Omit every picture while repeating the entries exactly.

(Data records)
START
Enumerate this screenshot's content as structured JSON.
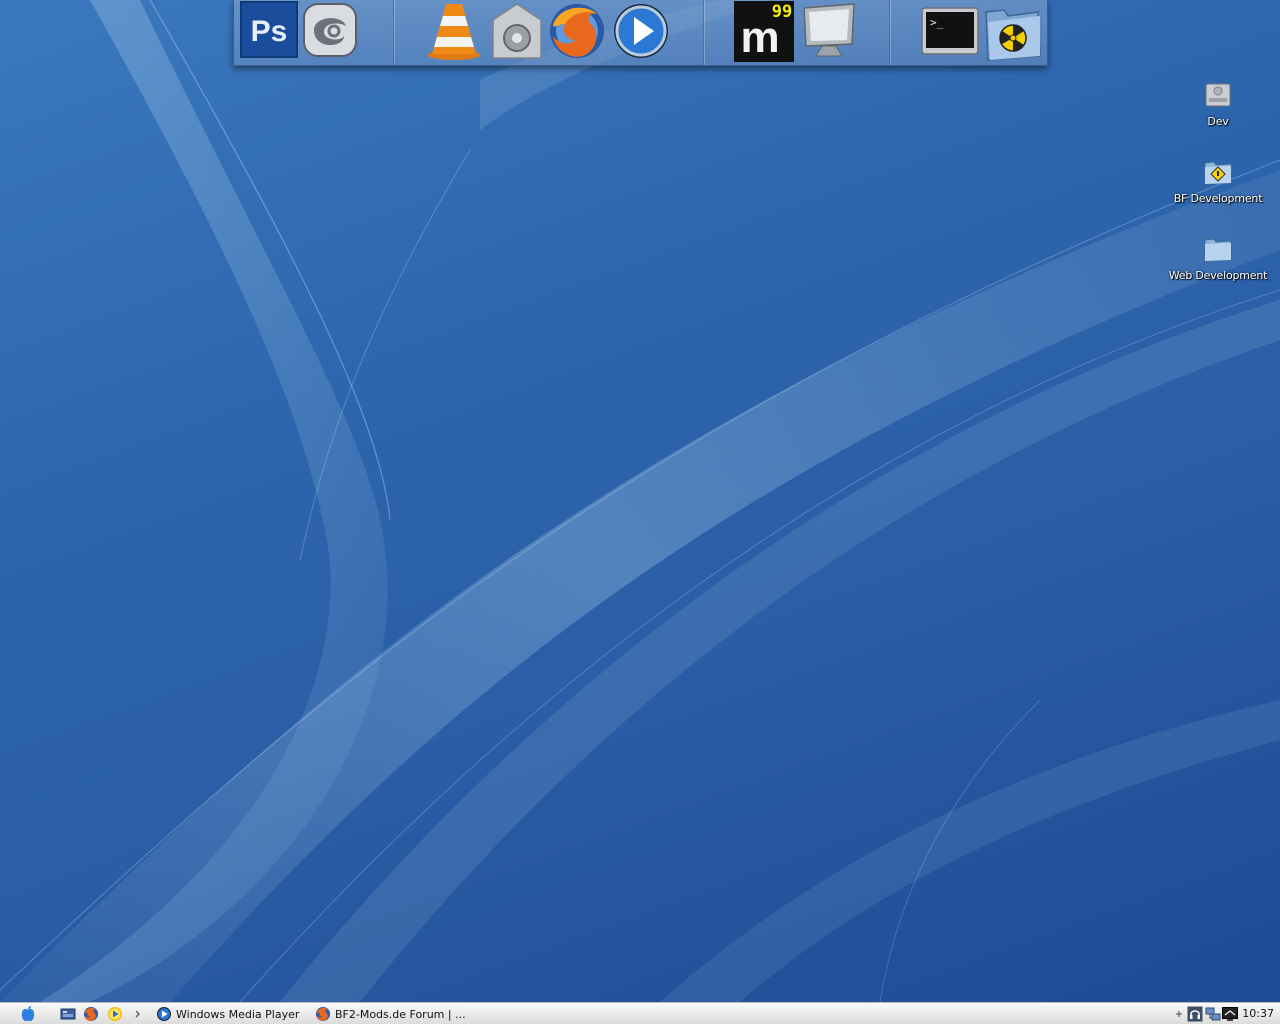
{
  "dock": {
    "items": [
      {
        "icon": "photoshop-icon"
      },
      {
        "icon": "3ds-max-icon"
      },
      {
        "icon": "vlc-icon"
      },
      {
        "icon": "firewall-safe-icon"
      },
      {
        "icon": "firefox-icon"
      },
      {
        "icon": "media-player-icon"
      },
      {
        "icon": "meedio-icon",
        "badge": "99"
      },
      {
        "icon": "monitor-icon"
      },
      {
        "icon": "terminal-icon",
        "prompt": ">_"
      },
      {
        "icon": "burn-folder-icon"
      }
    ]
  },
  "desktop": {
    "icons": [
      {
        "label": "Dev",
        "icon": "hard-drive-icon"
      },
      {
        "label": "BF Development",
        "icon": "folder-warning-icon"
      },
      {
        "label": "Web Development",
        "icon": "folder-icon"
      }
    ]
  },
  "taskbar": {
    "start_icon": "apple-start-icon",
    "quick_launch": [
      "show-desktop-icon",
      "firefox-icon",
      "media-player-icon",
      "chevron-right-icon"
    ],
    "windows": [
      {
        "label": "Windows Media Player",
        "icon": "media-player-icon"
      },
      {
        "label": "BF2-Mods.de Forum | ...",
        "icon": "firefox-icon"
      }
    ],
    "tray_icons": [
      "plus-icon",
      "headset-icon",
      "network-icon",
      "monitor-tray-icon"
    ],
    "clock": "10:37"
  },
  "colors": {
    "wallpaper": "#2f64a8",
    "taskbar": "#ececec",
    "dock": "#8aa8d2"
  }
}
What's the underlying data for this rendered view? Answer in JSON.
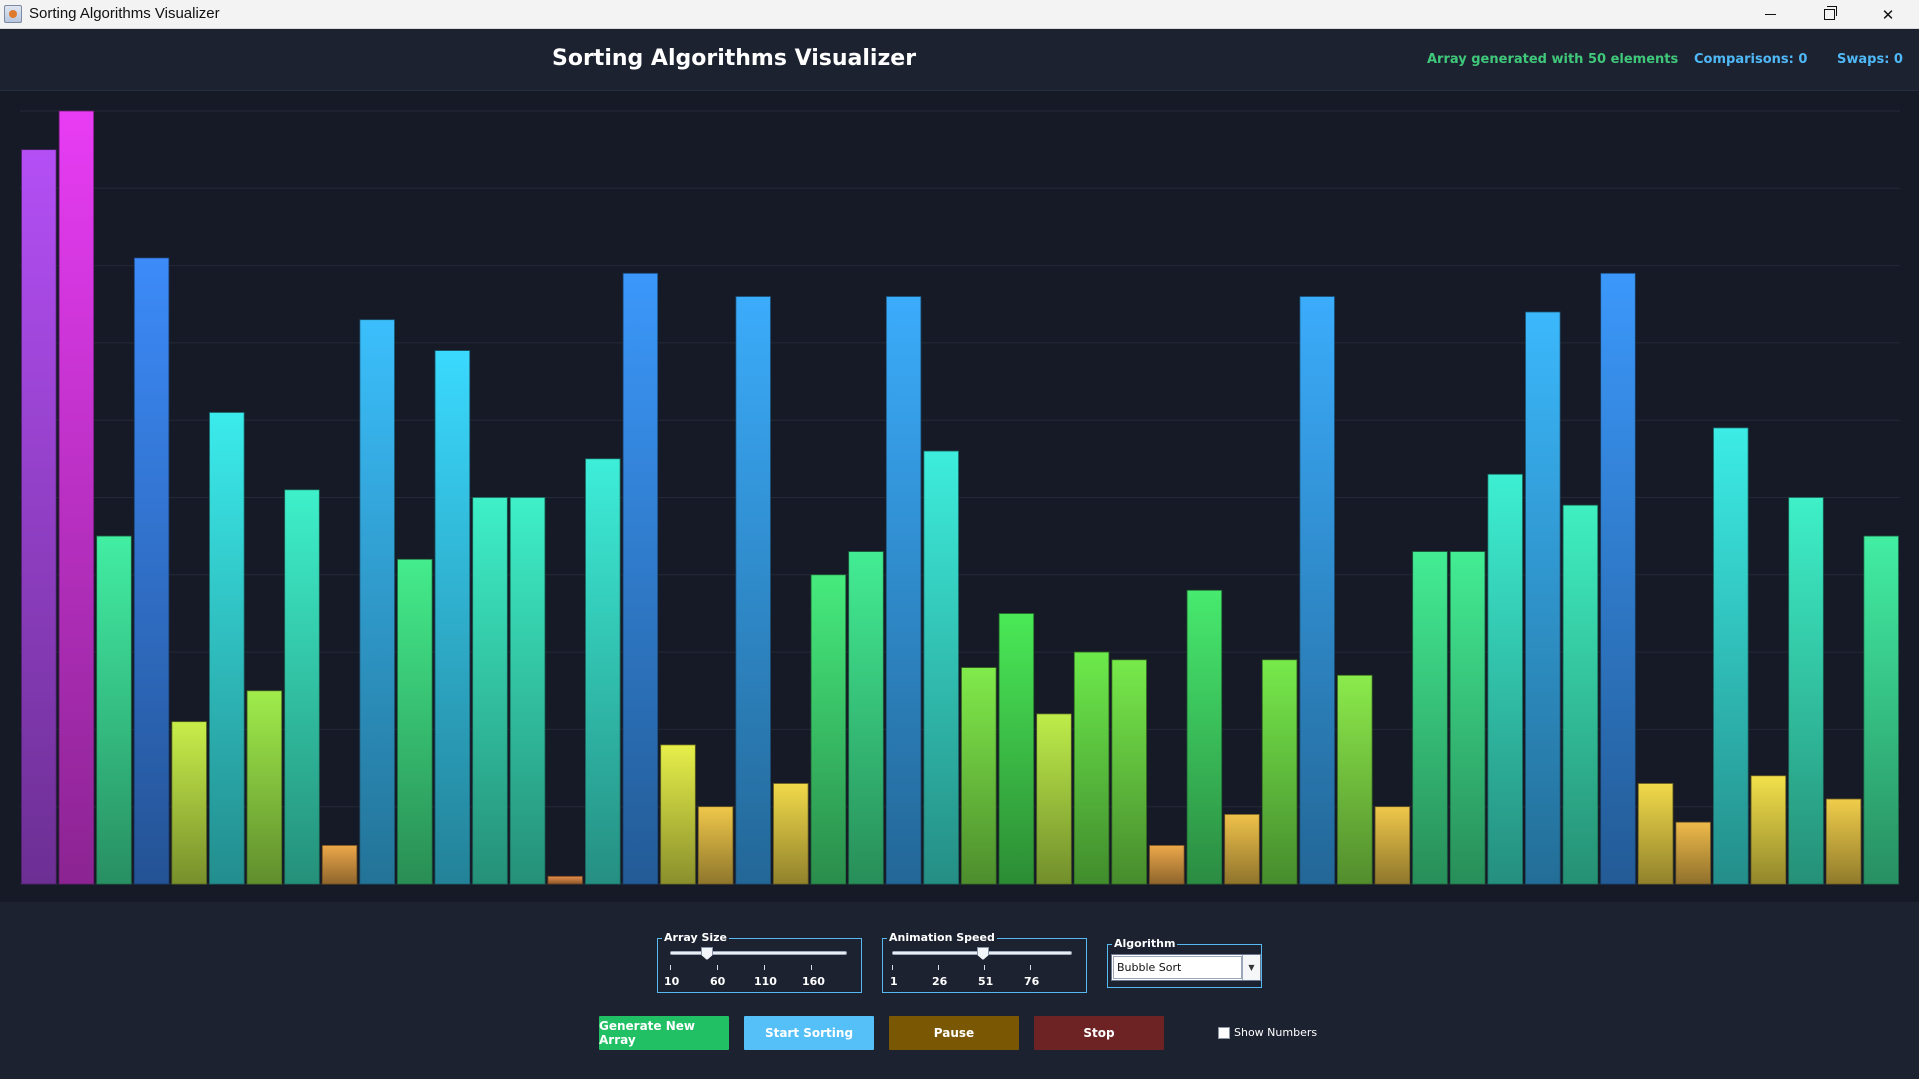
{
  "window": {
    "title": "Sorting Algorithms Visualizer",
    "minimize_glyph": "minimize-icon",
    "maximize_glyph": "restore-icon",
    "close_glyph": "✕"
  },
  "header": {
    "title": "Sorting Algorithms Visualizer",
    "status_message": "Array generated with 50 elements",
    "comparisons": "Comparisons: 0",
    "swaps": "Swaps: 0",
    "colors": {
      "status_message": "#3fc87a",
      "counters": "#4fb8f6"
    }
  },
  "controls": {
    "array_size": {
      "label": "Array Size",
      "ticks": [
        "10",
        "60",
        "110",
        "160"
      ],
      "value": 50
    },
    "animation_speed": {
      "label": "Animation Speed",
      "ticks": [
        "1",
        "26",
        "51",
        "76"
      ],
      "value": 51
    },
    "algorithm": {
      "label": "Algorithm",
      "selected": "Bubble Sort"
    },
    "buttons": {
      "generate": "Generate New Array",
      "start": "Start Sorting",
      "pause": "Pause",
      "stop": "Stop"
    },
    "show_numbers": {
      "label": "Show Numbers",
      "checked": false
    },
    "colors": {
      "generate": "#22c065",
      "start": "#55bff7",
      "pause": "#7a5703",
      "stop": "#6d2323",
      "group_border": "#58b8f2"
    }
  },
  "chart_data": {
    "type": "bar",
    "categories": [],
    "values": [
      95,
      100,
      45,
      81,
      21,
      61,
      25,
      51,
      5,
      73,
      42,
      69,
      50,
      50,
      1,
      55,
      79,
      18,
      10,
      76,
      13,
      40,
      43,
      76,
      56,
      28,
      35,
      22,
      30,
      29,
      5,
      38,
      9,
      29,
      76,
      27,
      10,
      43,
      43,
      53,
      74,
      49,
      79,
      13,
      8,
      59,
      14,
      50,
      11,
      45
    ],
    "ylim": [
      0,
      100
    ],
    "grid": true,
    "color_by_value": [
      "#e8894a",
      "#f4f04a",
      "#4be84b",
      "#3ef0c8",
      "#3ae8ff",
      "#3c7cf8",
      "#e83cf4"
    ]
  }
}
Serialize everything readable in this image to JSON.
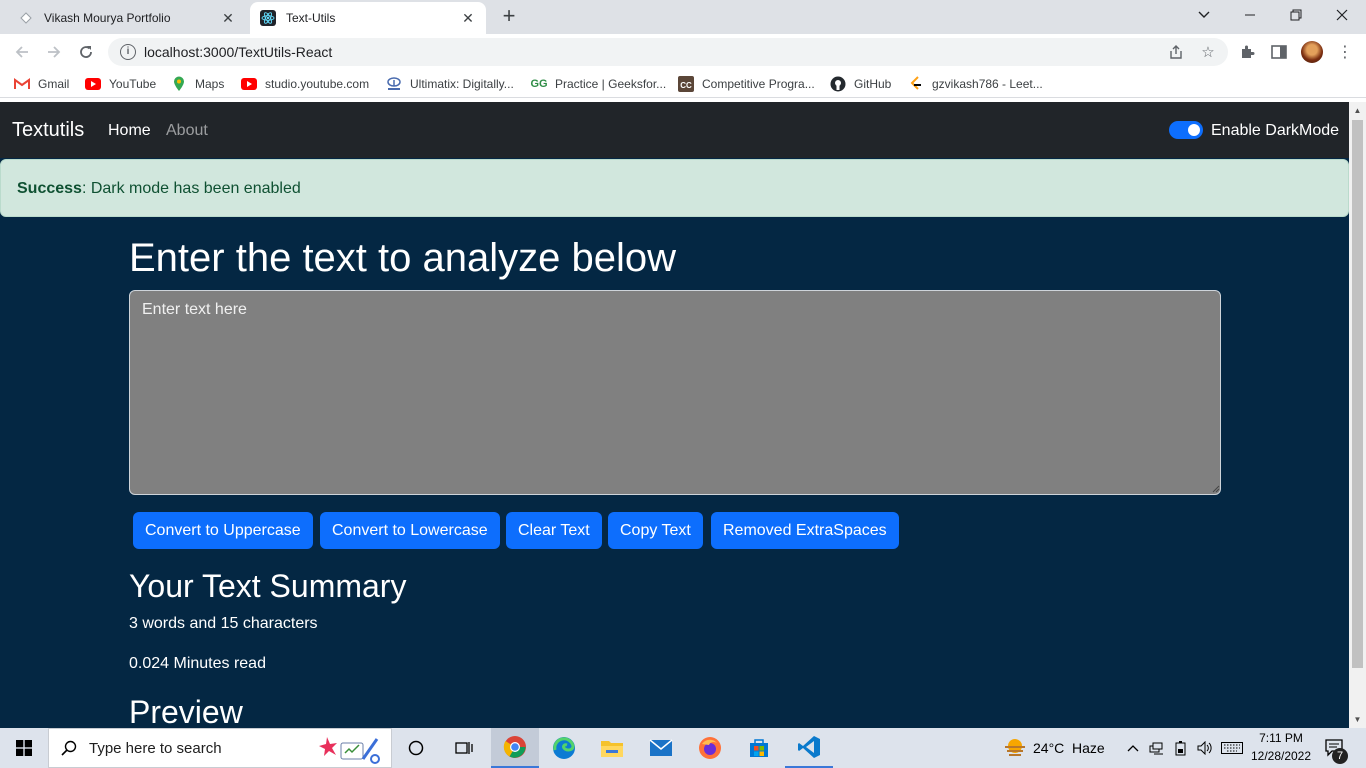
{
  "browser": {
    "tabs": [
      {
        "title": "Vikash Mourya Portfolio",
        "active": false
      },
      {
        "title": "Text-Utils",
        "active": true
      }
    ],
    "url": "localhost:3000/TextUtils-React",
    "bookmarks": [
      {
        "label": "Gmail",
        "icon": "gmail-icon"
      },
      {
        "label": "YouTube",
        "icon": "youtube-icon"
      },
      {
        "label": "Maps",
        "icon": "maps-icon"
      },
      {
        "label": "studio.youtube.com",
        "icon": "youtube-studio-icon"
      },
      {
        "label": "Ultimatix: Digitally...",
        "icon": "tata-icon"
      },
      {
        "label": "Practice | Geeksfor...",
        "icon": "geeksforgeeks-icon"
      },
      {
        "label": "Competitive Progra...",
        "icon": "codechef-icon"
      },
      {
        "label": "GitHub",
        "icon": "github-icon"
      },
      {
        "label": "gzvikash786 - Leet...",
        "icon": "leetcode-icon"
      }
    ]
  },
  "app": {
    "brand": "Textutils",
    "nav": {
      "home": "Home",
      "about": "About"
    },
    "dark_mode_label": "Enable DarkMode",
    "dark_mode_on": true,
    "alert": {
      "type": "Success",
      "message": ": Dark mode has been enabled"
    },
    "heading": "Enter the text to analyze below",
    "textarea_placeholder": "Enter text here",
    "buttons": {
      "uppercase": "Convert to Uppercase",
      "lowercase": "Convert to Lowercase",
      "clear": "Clear Text",
      "copy": "Copy Text",
      "extra_spaces": "Removed ExtraSpaces"
    },
    "summary_title": "Your Text Summary",
    "summary_counts": "3 words and 15 characters",
    "summary_read": "0.024 Minutes read",
    "preview_title": "Preview",
    "colors": {
      "page_bg": "#042743",
      "navbar": "#212529",
      "primary": "#0d6efd",
      "alert_bg": "#d1e7dd",
      "alert_text": "#0f5132",
      "textarea_bg": "#808080"
    }
  },
  "taskbar": {
    "search_placeholder": "Type here to search",
    "weather_temp": "24°C",
    "weather_desc": "Haze",
    "time": "7:11 PM",
    "date": "12/28/2022",
    "notifications": "7"
  }
}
END
## Answer to this exercise
Enumerate this screenshot's content as structured JSON.
{
  "dock": {
    "items": [
      {
        "icon": "photoshop-icon"
      },
      {
        "icon": "3ds-max-icon"
      },
      {
        "icon": "vlc-icon"
      },
      {
        "icon": "firewall-safe-icon"
      },
      {
        "icon": "firefox-icon"
      },
      {
        "icon": "media-player-icon"
      },
      {
        "icon": "meedio-icon",
        "badge": "99"
      },
      {
        "icon": "monitor-icon"
      },
      {
        "icon": "terminal-icon",
        "prompt": ">_"
      },
      {
        "icon": "burn-folder-icon"
      }
    ]
  },
  "desktop": {
    "icons": [
      {
        "label": "Dev",
        "icon": "hard-drive-icon"
      },
      {
        "label": "BF Development",
        "icon": "folder-warning-icon"
      },
      {
        "label": "Web Development",
        "icon": "folder-icon"
      }
    ]
  },
  "taskbar": {
    "start_icon": "apple-start-icon",
    "quick_launch": [
      "show-desktop-icon",
      "firefox-icon",
      "media-player-icon",
      "chevron-right-icon"
    ],
    "windows": [
      {
        "label": "Windows Media Player",
        "icon": "media-player-icon"
      },
      {
        "label": "BF2-Mods.de Forum | ...",
        "icon": "firefox-icon"
      }
    ],
    "tray_icons": [
      "plus-icon",
      "headset-icon",
      "network-icon",
      "monitor-tray-icon"
    ],
    "clock": "10:37"
  },
  "colors": {
    "wallpaper": "#2f64a8",
    "taskbar": "#ececec",
    "dock": "#8aa8d2"
  }
}
What's the underlying data for this rendered view? Answer in JSON.
{
  "window": {
    "title": "Sorting Algorithms Visualizer",
    "minimize_glyph": "minimize-icon",
    "maximize_glyph": "restore-icon",
    "close_glyph": "✕"
  },
  "header": {
    "title": "Sorting Algorithms Visualizer",
    "status_message": "Array generated with 50 elements",
    "comparisons": "Comparisons: 0",
    "swaps": "Swaps: 0",
    "colors": {
      "status_message": "#3fc87a",
      "counters": "#4fb8f6"
    }
  },
  "controls": {
    "array_size": {
      "label": "Array Size",
      "ticks": [
        "10",
        "60",
        "110",
        "160"
      ],
      "value": 50
    },
    "animation_speed": {
      "label": "Animation Speed",
      "ticks": [
        "1",
        "26",
        "51",
        "76"
      ],
      "value": 51
    },
    "algorithm": {
      "label": "Algorithm",
      "selected": "Bubble Sort"
    },
    "buttons": {
      "generate": "Generate New Array",
      "start": "Start Sorting",
      "pause": "Pause",
      "stop": "Stop"
    },
    "show_numbers": {
      "label": "Show Numbers",
      "checked": false
    },
    "colors": {
      "generate": "#22c065",
      "start": "#55bff7",
      "pause": "#7a5703",
      "stop": "#6d2323",
      "group_border": "#58b8f2"
    }
  },
  "chart_data": {
    "type": "bar",
    "categories": [],
    "values": [
      95,
      100,
      45,
      81,
      21,
      61,
      25,
      51,
      5,
      73,
      42,
      69,
      50,
      50,
      1,
      55,
      79,
      18,
      10,
      76,
      13,
      40,
      43,
      76,
      56,
      28,
      35,
      22,
      30,
      29,
      5,
      38,
      9,
      29,
      76,
      27,
      10,
      43,
      43,
      53,
      74,
      49,
      79,
      13,
      8,
      59,
      14,
      50,
      11,
      45
    ],
    "ylim": [
      0,
      100
    ],
    "grid": true,
    "color_by_value": [
      "#e8894a",
      "#f4f04a",
      "#4be84b",
      "#3ef0c8",
      "#3ae8ff",
      "#3c7cf8",
      "#e83cf4"
    ]
  }
}
Serialize everything readable in this image to JSON.
{
  "browser": {
    "tabs": [
      {
        "title": "Vikash Mourya Portfolio",
        "active": false
      },
      {
        "title": "Text-Utils",
        "active": true
      }
    ],
    "url": "localhost:3000/TextUtils-React",
    "bookmarks": [
      {
        "label": "Gmail",
        "icon": "gmail-icon"
      },
      {
        "label": "YouTube",
        "icon": "youtube-icon"
      },
      {
        "label": "Maps",
        "icon": "maps-icon"
      },
      {
        "label": "studio.youtube.com",
        "icon": "youtube-studio-icon"
      },
      {
        "label": "Ultimatix: Digitally...",
        "icon": "tata-icon"
      },
      {
        "label": "Practice | Geeksfor...",
        "icon": "geeksforgeeks-icon"
      },
      {
        "label": "Competitive Progra...",
        "icon": "codechef-icon"
      },
      {
        "label": "GitHub",
        "icon": "github-icon"
      },
      {
        "label": "gzvikash786 - Leet...",
        "icon": "leetcode-icon"
      }
    ]
  },
  "app": {
    "brand": "Textutils",
    "nav": {
      "home": "Home",
      "about": "About"
    },
    "dark_mode_label": "Enable DarkMode",
    "dark_mode_on": true,
    "alert": {
      "type": "Success",
      "message": ": Dark mode has been enabled"
    },
    "heading": "Enter the text to analyze below",
    "textarea_placeholder": "Enter text here",
    "buttons": {
      "uppercase": "Convert to Uppercase",
      "lowercase": "Convert to Lowercase",
      "clear": "Clear Text",
      "copy": "Copy Text",
      "extra_spaces": "Removed ExtraSpaces"
    },
    "summary_title": "Your Text Summary",
    "summary_counts": "3 words and 15 characters",
    "summary_read": "0.024 Minutes read",
    "preview_title": "Preview",
    "colors": {
      "page_bg": "#042743",
      "navbar": "#212529",
      "primary": "#0d6efd",
      "alert_bg": "#d1e7dd",
      "alert_text": "#0f5132",
      "textarea_bg": "#808080"
    }
  },
  "taskbar": {
    "search_placeholder": "Type here to search",
    "weather_temp": "24°C",
    "weather_desc": "Haze",
    "time": "7:11 PM",
    "date": "12/28/2022",
    "notifications": "7"
  }
}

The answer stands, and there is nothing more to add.